▶ _Work to complete_: Go through the records and give each one again exactly.
-- BEGIN Records shown --
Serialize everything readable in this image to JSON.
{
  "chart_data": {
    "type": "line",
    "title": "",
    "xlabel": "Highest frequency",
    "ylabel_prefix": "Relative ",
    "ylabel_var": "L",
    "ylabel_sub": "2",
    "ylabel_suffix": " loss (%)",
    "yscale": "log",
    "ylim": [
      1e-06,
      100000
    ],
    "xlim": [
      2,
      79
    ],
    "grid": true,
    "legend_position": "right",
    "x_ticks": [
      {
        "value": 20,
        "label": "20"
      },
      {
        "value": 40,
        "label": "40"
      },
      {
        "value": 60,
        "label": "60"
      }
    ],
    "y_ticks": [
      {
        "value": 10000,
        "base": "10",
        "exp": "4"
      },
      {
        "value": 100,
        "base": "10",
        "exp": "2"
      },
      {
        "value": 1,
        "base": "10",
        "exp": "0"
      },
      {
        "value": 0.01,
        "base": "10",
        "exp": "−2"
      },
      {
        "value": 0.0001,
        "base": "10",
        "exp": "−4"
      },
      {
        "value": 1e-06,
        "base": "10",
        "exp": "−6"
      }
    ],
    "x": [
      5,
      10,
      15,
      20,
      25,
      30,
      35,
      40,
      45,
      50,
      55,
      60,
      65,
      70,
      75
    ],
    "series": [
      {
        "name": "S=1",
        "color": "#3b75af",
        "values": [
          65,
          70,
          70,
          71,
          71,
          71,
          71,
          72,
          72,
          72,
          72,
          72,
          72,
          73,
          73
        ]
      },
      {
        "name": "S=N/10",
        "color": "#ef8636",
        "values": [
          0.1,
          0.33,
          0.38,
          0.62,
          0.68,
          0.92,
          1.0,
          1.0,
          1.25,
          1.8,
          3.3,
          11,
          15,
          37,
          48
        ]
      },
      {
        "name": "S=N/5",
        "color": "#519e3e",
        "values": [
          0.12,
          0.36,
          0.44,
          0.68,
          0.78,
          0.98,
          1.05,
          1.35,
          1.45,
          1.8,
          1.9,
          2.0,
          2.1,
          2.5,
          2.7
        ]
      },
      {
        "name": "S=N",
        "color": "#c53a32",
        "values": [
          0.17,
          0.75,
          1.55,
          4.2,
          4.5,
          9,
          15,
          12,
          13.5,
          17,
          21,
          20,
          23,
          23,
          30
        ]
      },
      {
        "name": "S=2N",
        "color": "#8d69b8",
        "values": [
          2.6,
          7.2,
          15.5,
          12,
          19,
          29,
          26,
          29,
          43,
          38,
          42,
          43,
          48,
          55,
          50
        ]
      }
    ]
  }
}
-- END Records shown --
▶ _Completed task_:
Serialize everything readable in this image to JSON.
{
  "chart_data": {
    "type": "line",
    "title": "",
    "xlabel": "Highest frequency",
    "ylabel_prefix": "Relative ",
    "ylabel_var": "L",
    "ylabel_sub": "2",
    "ylabel_suffix": " loss (%)",
    "yscale": "log",
    "ylim": [
      1e-06,
      100000
    ],
    "xlim": [
      2,
      79
    ],
    "grid": true,
    "legend_position": "right",
    "x_ticks": [
      {
        "value": 20,
        "label": "20"
      },
      {
        "value": 40,
        "label": "40"
      },
      {
        "value": 60,
        "label": "60"
      }
    ],
    "y_ticks": [
      {
        "value": 10000,
        "base": "10",
        "exp": "4"
      },
      {
        "value": 100,
        "base": "10",
        "exp": "2"
      },
      {
        "value": 1,
        "base": "10",
        "exp": "0"
      },
      {
        "value": 0.01,
        "base": "10",
        "exp": "−2"
      },
      {
        "value": 0.0001,
        "base": "10",
        "exp": "−4"
      },
      {
        "value": 1e-06,
        "base": "10",
        "exp": "−6"
      }
    ],
    "x": [
      5,
      10,
      15,
      20,
      25,
      30,
      35,
      40,
      45,
      50,
      55,
      60,
      65,
      70,
      75
    ],
    "series": [
      {
        "name": "S=1",
        "color": "#3b75af",
        "values": [
          65,
          70,
          70,
          71,
          71,
          71,
          71,
          72,
          72,
          72,
          72,
          72,
          72,
          73,
          73
        ]
      },
      {
        "name": "S=N/10",
        "color": "#ef8636",
        "values": [
          0.1,
          0.33,
          0.38,
          0.62,
          0.68,
          0.92,
          1.0,
          1.0,
          1.25,
          1.8,
          3.3,
          11,
          15,
          37,
          48
        ]
      },
      {
        "name": "S=N/5",
        "color": "#519e3e",
        "values": [
          0.12,
          0.36,
          0.44,
          0.68,
          0.78,
          0.98,
          1.05,
          1.35,
          1.45,
          1.8,
          1.9,
          2.0,
          2.1,
          2.5,
          2.7
        ]
      },
      {
        "name": "S=N",
        "color": "#c53a32",
        "values": [
          0.17,
          0.75,
          1.55,
          4.2,
          4.5,
          9,
          15,
          12,
          13.5,
          17,
          21,
          20,
          23,
          23,
          30
        ]
      },
      {
        "name": "S=2N",
        "color": "#8d69b8",
        "values": [
          2.6,
          7.2,
          15.5,
          12,
          19,
          29,
          26,
          29,
          43,
          38,
          42,
          43,
          48,
          55,
          50
        ]
      }
    ]
  }
}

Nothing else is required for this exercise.